Check each line of the entries below for the string "this" and state how many lines have it, with no other text.

━━━ Extracted records

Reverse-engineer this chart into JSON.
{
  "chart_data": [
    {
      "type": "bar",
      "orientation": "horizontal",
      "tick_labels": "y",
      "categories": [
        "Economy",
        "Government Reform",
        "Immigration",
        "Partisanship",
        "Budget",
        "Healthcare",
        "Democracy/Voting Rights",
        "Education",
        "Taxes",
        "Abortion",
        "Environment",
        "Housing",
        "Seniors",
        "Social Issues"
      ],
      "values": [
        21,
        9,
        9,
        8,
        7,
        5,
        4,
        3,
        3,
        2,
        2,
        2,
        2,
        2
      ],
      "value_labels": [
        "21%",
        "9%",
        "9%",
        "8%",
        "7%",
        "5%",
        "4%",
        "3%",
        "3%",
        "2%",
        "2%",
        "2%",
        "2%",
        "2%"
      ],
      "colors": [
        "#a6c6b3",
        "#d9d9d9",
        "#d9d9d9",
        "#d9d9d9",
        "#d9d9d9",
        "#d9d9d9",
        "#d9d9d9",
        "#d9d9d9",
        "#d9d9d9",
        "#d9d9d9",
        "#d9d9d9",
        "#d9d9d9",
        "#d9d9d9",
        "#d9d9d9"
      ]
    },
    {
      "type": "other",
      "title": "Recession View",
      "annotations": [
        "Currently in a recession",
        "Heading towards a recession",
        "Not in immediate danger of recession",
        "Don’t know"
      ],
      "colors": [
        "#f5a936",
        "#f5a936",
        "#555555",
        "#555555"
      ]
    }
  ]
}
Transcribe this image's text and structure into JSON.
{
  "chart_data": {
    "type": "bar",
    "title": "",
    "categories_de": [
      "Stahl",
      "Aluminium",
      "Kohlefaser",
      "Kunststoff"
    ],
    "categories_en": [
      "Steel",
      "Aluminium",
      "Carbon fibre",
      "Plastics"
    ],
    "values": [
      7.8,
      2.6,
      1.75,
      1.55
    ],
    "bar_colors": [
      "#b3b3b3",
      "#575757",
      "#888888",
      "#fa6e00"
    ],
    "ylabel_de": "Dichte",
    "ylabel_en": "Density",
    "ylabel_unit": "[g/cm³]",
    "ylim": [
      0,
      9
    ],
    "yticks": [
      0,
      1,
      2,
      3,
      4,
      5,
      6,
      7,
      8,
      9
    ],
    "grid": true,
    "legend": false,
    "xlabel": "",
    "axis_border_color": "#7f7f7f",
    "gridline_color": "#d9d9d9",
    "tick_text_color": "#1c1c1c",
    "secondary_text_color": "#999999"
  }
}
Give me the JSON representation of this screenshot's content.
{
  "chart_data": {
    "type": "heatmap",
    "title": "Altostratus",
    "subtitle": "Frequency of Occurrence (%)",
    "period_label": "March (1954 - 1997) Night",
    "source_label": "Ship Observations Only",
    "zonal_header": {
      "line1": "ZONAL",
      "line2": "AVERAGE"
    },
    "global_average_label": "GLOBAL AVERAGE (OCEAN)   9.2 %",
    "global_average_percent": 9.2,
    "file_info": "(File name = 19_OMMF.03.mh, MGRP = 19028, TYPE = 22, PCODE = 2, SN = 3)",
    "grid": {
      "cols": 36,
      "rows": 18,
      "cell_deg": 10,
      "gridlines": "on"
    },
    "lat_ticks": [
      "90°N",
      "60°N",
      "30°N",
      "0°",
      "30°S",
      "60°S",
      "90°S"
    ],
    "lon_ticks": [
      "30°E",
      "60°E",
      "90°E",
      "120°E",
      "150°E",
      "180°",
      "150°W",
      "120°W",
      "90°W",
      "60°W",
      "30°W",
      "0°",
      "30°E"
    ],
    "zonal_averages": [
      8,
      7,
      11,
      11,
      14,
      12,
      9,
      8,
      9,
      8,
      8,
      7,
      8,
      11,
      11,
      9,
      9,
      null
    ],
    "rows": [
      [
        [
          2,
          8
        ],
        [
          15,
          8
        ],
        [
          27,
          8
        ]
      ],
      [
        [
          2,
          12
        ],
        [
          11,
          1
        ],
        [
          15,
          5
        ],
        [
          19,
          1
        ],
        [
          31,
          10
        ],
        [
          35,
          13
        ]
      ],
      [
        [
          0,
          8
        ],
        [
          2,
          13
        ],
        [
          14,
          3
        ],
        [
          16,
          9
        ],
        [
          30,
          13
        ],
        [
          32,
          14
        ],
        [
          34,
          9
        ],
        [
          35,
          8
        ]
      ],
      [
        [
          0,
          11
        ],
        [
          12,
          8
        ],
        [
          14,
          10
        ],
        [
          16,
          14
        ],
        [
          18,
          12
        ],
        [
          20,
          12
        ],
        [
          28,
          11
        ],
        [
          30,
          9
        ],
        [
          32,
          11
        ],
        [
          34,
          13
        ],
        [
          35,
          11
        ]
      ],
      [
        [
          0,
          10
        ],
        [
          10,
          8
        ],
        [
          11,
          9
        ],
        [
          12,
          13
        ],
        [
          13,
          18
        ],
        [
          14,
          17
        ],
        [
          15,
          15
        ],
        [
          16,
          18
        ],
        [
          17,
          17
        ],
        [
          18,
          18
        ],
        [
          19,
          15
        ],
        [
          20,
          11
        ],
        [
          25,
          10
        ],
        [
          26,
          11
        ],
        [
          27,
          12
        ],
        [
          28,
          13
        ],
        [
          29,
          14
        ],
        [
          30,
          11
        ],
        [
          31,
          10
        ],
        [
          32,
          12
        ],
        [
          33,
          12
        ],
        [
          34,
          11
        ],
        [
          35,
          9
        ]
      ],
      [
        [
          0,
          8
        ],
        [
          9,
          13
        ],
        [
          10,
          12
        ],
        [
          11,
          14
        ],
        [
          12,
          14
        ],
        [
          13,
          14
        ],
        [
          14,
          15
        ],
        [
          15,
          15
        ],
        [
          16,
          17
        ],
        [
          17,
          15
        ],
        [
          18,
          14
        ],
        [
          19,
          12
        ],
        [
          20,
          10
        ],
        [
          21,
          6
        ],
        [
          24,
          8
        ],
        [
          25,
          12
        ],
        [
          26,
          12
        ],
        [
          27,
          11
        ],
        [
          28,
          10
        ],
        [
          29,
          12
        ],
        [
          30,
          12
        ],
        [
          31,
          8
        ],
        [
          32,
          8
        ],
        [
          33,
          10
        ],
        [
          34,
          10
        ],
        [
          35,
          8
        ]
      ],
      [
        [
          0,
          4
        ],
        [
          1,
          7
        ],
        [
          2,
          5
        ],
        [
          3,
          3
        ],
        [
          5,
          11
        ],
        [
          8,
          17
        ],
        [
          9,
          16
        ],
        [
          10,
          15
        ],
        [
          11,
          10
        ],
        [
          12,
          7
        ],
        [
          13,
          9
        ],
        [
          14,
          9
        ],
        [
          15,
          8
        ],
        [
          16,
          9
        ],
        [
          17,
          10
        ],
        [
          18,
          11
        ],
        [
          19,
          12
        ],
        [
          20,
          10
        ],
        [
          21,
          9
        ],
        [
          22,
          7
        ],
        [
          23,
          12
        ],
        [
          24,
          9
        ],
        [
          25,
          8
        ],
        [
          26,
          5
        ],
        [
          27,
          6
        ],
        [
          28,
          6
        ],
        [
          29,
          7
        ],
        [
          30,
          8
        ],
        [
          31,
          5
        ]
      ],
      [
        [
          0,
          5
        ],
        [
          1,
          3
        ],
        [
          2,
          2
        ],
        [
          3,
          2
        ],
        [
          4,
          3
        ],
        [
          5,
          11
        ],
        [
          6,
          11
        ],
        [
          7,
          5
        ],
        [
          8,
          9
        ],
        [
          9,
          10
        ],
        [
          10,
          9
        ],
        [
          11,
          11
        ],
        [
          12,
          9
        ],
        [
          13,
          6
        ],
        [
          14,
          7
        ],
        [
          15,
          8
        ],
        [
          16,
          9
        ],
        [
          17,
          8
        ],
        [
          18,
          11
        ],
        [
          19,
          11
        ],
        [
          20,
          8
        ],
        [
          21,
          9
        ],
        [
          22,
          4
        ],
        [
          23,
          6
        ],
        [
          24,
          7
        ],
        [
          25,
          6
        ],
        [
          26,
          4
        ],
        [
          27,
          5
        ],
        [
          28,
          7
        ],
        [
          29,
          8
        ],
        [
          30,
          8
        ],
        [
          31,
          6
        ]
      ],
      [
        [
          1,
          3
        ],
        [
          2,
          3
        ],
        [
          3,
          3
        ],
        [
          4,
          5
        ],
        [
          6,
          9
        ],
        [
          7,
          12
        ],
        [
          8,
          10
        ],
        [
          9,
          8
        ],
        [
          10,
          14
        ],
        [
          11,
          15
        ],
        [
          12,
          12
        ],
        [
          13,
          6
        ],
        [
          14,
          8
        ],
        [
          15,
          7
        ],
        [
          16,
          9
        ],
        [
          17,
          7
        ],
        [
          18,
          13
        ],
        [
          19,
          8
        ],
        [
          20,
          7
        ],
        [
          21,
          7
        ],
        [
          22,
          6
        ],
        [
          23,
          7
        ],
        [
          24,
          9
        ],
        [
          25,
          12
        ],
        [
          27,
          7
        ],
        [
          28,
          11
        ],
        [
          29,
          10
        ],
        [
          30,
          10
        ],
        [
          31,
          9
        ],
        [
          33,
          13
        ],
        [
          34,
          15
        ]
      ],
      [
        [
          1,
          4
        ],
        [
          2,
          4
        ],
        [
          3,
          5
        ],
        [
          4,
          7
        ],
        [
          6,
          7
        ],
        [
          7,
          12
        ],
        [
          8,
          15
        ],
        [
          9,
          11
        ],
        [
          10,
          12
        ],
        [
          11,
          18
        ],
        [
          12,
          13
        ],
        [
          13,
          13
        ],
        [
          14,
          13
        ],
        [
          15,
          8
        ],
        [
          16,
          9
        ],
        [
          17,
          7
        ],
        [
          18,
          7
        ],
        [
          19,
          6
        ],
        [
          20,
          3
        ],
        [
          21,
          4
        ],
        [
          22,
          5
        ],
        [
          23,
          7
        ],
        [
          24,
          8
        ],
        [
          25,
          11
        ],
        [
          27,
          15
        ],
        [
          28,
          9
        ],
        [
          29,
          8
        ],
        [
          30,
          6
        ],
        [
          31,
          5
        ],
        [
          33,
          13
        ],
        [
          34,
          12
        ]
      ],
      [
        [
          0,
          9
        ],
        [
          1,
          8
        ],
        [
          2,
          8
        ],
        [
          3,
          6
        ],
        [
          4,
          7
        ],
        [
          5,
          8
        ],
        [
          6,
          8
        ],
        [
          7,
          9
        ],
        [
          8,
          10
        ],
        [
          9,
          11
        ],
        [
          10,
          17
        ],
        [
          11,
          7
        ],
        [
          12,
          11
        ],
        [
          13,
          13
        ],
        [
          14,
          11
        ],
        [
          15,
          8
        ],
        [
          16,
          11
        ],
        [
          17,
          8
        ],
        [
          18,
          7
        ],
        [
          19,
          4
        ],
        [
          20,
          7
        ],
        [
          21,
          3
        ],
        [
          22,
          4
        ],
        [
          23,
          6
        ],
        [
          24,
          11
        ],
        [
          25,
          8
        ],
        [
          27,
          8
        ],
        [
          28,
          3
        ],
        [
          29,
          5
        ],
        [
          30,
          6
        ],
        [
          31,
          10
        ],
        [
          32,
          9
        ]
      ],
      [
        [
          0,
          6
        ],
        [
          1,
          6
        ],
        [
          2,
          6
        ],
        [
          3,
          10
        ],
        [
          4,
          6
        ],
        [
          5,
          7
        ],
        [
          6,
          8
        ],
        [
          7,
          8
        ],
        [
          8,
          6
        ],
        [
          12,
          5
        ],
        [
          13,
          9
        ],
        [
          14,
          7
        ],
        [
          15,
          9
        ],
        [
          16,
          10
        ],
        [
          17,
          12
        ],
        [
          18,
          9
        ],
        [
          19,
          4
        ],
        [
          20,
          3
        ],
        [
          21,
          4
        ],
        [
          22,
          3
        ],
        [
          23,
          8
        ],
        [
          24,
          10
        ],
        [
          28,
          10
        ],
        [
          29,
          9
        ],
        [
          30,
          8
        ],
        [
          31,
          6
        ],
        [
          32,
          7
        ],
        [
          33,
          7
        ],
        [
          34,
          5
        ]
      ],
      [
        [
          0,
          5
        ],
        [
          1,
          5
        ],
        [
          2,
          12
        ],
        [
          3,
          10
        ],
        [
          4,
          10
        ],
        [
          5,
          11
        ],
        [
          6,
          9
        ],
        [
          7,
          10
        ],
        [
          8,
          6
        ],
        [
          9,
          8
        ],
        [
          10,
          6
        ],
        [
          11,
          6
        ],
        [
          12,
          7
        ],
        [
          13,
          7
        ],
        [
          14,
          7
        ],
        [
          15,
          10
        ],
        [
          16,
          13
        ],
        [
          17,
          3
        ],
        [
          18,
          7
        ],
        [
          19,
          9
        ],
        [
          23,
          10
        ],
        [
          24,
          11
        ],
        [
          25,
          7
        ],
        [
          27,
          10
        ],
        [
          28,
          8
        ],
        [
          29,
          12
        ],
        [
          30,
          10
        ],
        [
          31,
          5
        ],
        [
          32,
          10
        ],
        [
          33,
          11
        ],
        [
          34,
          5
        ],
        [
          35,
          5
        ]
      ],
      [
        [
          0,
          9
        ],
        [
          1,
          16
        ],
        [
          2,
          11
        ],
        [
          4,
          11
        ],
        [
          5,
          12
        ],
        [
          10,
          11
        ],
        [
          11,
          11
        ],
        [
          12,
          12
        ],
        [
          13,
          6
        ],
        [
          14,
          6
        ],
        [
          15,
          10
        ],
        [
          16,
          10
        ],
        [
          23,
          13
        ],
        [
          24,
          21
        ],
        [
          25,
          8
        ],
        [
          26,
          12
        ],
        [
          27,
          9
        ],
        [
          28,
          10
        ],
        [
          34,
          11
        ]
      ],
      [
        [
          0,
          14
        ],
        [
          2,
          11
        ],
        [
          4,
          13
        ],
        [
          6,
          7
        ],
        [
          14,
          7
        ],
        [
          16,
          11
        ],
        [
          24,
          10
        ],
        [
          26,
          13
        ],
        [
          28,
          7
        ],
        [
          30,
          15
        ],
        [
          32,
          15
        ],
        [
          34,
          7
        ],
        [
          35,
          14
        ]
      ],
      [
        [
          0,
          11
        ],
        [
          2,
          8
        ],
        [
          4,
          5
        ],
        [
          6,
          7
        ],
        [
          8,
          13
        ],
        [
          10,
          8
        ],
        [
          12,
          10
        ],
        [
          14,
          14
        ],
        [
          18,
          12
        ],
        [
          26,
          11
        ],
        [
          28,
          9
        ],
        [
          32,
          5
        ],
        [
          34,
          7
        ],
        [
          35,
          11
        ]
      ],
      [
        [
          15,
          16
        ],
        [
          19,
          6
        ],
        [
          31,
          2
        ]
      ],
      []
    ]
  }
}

━━━━━━

▶ Result below:
3